DATA EXCERPTS:
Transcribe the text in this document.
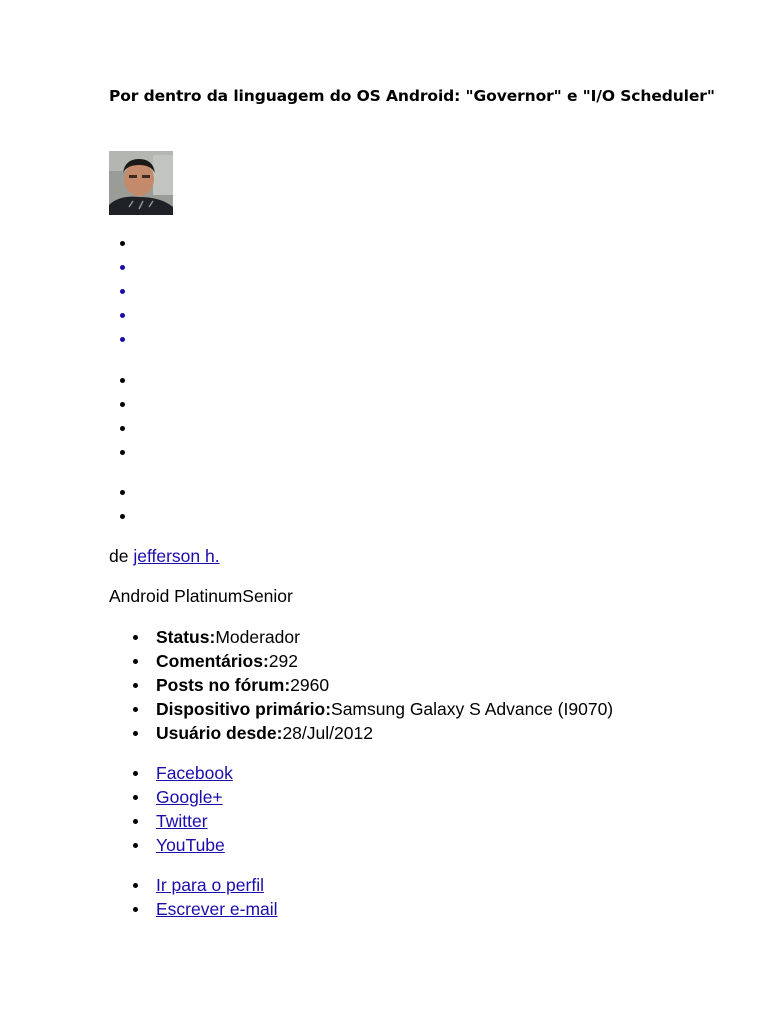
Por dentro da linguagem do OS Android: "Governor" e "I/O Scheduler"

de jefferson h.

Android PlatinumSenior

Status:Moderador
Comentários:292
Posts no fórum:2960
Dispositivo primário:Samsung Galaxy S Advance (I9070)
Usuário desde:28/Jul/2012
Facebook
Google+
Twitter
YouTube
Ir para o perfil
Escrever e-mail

REQUIREMENT: Write out all the records again, exactly, minus any pictures.

TASK RESULT:
Transcribe the text in this document.
Por dentro da linguagem do OS Android: "Governor" e "I/O Scheduler"

de jefferson h.

Android PlatinumSenior

Status:Moderador
Comentários:292
Posts no fórum:2960
Dispositivo primário:Samsung Galaxy S Advance (I9070)
Usuário desde:28/Jul/2012
Facebook
Google+
Twitter
YouTube
Ir para o perfil
Escrever e-mail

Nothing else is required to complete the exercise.